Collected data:

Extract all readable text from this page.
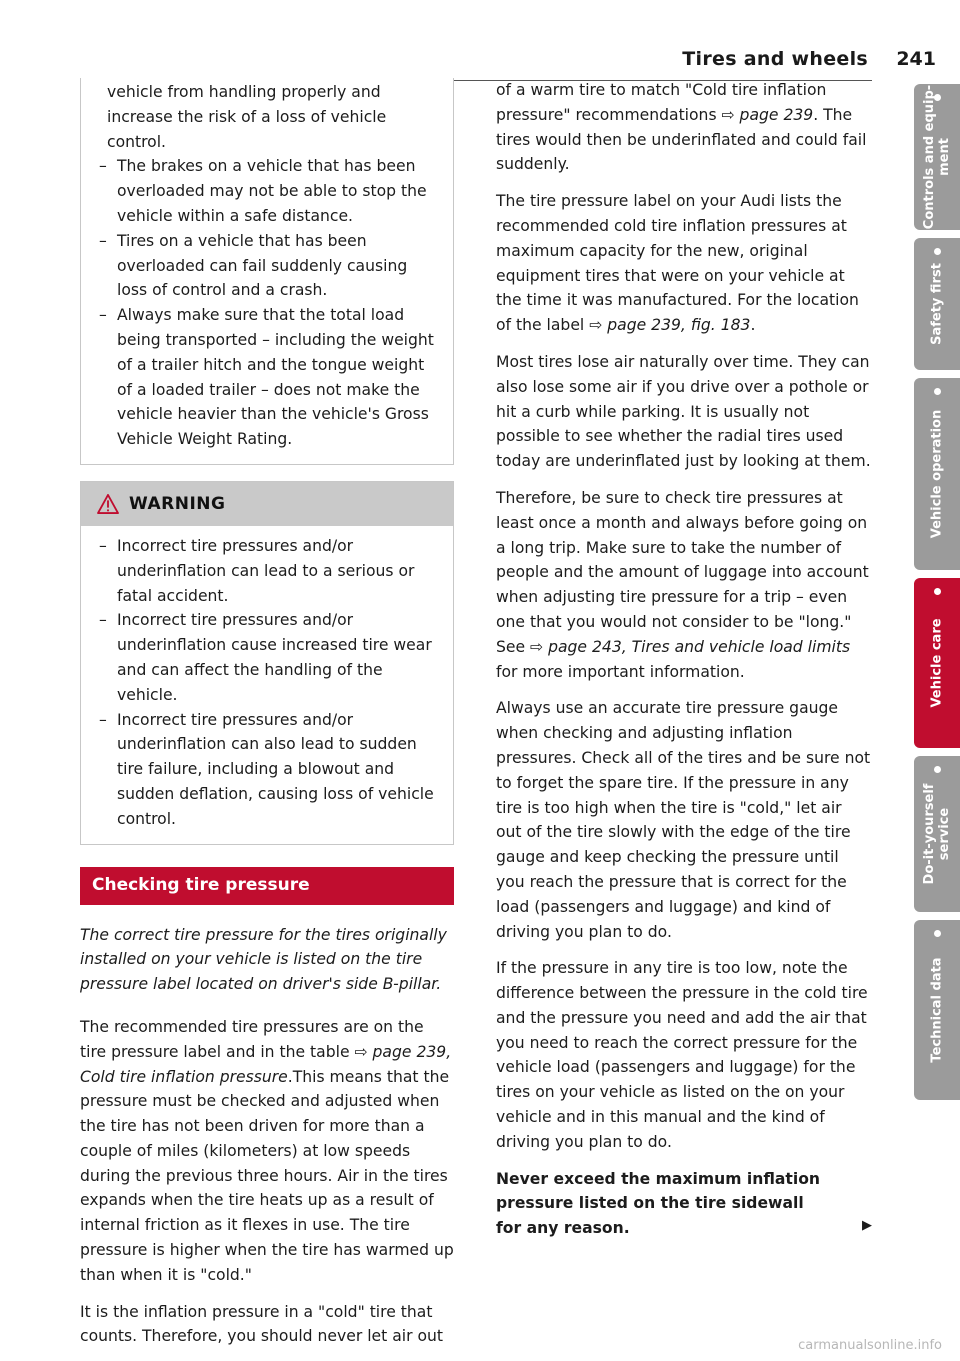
Tires and wheels 241

vehicle from handling properly and increase the risk of a loss of vehicle control.

– The brakes on a vehicle that has been overloaded may not be able to stop the vehicle within a safe distance.
– Tires on a vehicle that has been overloaded can fail suddenly causing loss of control and a crash.
– Always make sure that the total load being transported – including the weight of a trailer hitch and the tongue weight of a loaded trailer – does not make the vehicle heavier than the vehicle's Gross Vehicle Weight Rating.
WARNING
– Incorrect tire pressures and/or underinflation can lead to a serious or fatal accident.
– Incorrect tire pressures and/or underinflation cause increased tire wear and can affect the handling of the vehicle.
– Incorrect tire pressures and/or underinflation can also lead to sudden tire failure, including a blowout and sudden deflation, causing loss of vehicle control.
Checking tire pressure

The correct tire pressure for the tires originally installed on your vehicle is listed on the tire pressure label located on driver's side B-pillar.

The recommended tire pressures are on the tire pressure label and in the table ⇨ page 239, Cold tire inflation pressure.This means that the pressure must be checked and adjusted when the tire has not been driven for more than a couple of miles (kilometers) at low speeds during the previous three hours. Air in the tires expands when the tire heats up as a result of internal friction as it flexes in use. The tire pressure is higher when the tire has warmed up than when it is "cold."

It is the inflation pressure in a "cold" tire that counts. Therefore, you should never let air out

of a warm tire to match "Cold tire inflation pressure" recommendations ⇨ page 239. The tires would then be underinflated and could fail suddenly.

The tire pressure label on your Audi lists the recommended cold tire inflation pressures at maximum capacity for the new, original equipment tires that were on your vehicle at the time it was manufactured. For the location of the label ⇨ page 239, fig. 183.

Most tires lose air naturally over time. They can also lose some air if you drive over a pothole or hit a curb while parking. It is usually not possible to see whether the radial tires used today are underinflated just by looking at them.

Therefore, be sure to check tire pressures at least once a month and always before going on a long trip. Make sure to take the number of people and the amount of luggage into account when adjusting tire pressure for a trip – even one that you would not consider to be "long." See ⇨ page 243, Tires and vehicle load limits for more important information.

Always use an accurate tire pressure gauge when checking and adjusting inflation pressures. Check all of the tires and be sure not to forget the spare tire. If the pressure in any tire is too high when the tire is "cold," let air out of the tire slowly with the edge of the tire gauge and keep checking the pressure until you reach the pressure that is correct for the load (passengers and luggage) and kind of driving you plan to do.

If the pressure in any tire is too low, note the difference between the pressure in the cold tire and the pressure you need and add the air that you need to reach the correct pressure for the vehicle load (passengers and luggage) for the tires on your vehicle as listed on the on your vehicle and in this manual and the kind of driving you plan to do.

Never exceed the maximum inflation pressure listed on the tire sidewall for any reason.	▶

Controls and equip-
ment
Safety first
Vehicle operation
Vehicle care
Do-it-yourself
service
Technical data
carmanualsonline.info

Aim of the exercise: Print all the records again exactly; do not include any picture.

Exercise output:
Extract all readable text from this page.
Tires and wheels 241

vehicle from handling properly and increase the risk of a loss of vehicle control.

– The brakes on a vehicle that has been overloaded may not be able to stop the vehicle within a safe distance.
– Tires on a vehicle that has been overloaded can fail suddenly causing loss of control and a crash.
– Always make sure that the total load being transported – including the weight of a trailer hitch and the tongue weight of a loaded trailer – does not make the vehicle heavier than the vehicle's Gross Vehicle Weight Rating.
WARNING
– Incorrect tire pressures and/or underinflation can lead to a serious or fatal accident.
– Incorrect tire pressures and/or underinflation cause increased tire wear and can affect the handling of the vehicle.
– Incorrect tire pressures and/or underinflation can also lead to sudden tire failure, including a blowout and sudden deflation, causing loss of vehicle control.
Checking tire pressure

The correct tire pressure for the tires originally installed on your vehicle is listed on the tire pressure label located on driver's side B-pillar.

The recommended tire pressures are on the tire pressure label and in the table ⇨ page 239, Cold tire inflation pressure.This means that the pressure must be checked and adjusted when the tire has not been driven for more than a couple of miles (kilometers) at low speeds during the previous three hours. Air in the tires expands when the tire heats up as a result of internal friction as it flexes in use. The tire pressure is higher when the tire has warmed up than when it is "cold."

It is the inflation pressure in a "cold" tire that counts. Therefore, you should never let air out

of a warm tire to match "Cold tire inflation pressure" recommendations ⇨ page 239. The tires would then be underinflated and could fail suddenly.

The tire pressure label on your Audi lists the recommended cold tire inflation pressures at maximum capacity for the new, original equipment tires that were on your vehicle at the time it was manufactured. For the location of the label ⇨ page 239, fig. 183.

Most tires lose air naturally over time. They can also lose some air if you drive over a pothole or hit a curb while parking. It is usually not possible to see whether the radial tires used today are underinflated just by looking at them.

Therefore, be sure to check tire pressures at least once a month and always before going on a long trip. Make sure to take the number of people and the amount of luggage into account when adjusting tire pressure for a trip – even one that you would not consider to be "long." See ⇨ page 243, Tires and vehicle load limits for more important information.

Always use an accurate tire pressure gauge when checking and adjusting inflation pressures. Check all of the tires and be sure not to forget the spare tire. If the pressure in any tire is too high when the tire is "cold," let air out of the tire slowly with the edge of the tire gauge and keep checking the pressure until you reach the pressure that is correct for the load (passengers and luggage) and kind of driving you plan to do.

If the pressure in any tire is too low, note the difference between the pressure in the cold tire and the pressure you need and add the air that you need to reach the correct pressure for the vehicle load (passengers and luggage) for the tires on your vehicle as listed on the on your vehicle and in this manual and the kind of driving you plan to do.

Never exceed the maximum inflation pressure listed on the tire sidewall for any reason.	▶

Controls and equip-
ment
Safety first
Vehicle operation
Vehicle care
Do-it-yourself
service
Technical data
carmanualsonline.info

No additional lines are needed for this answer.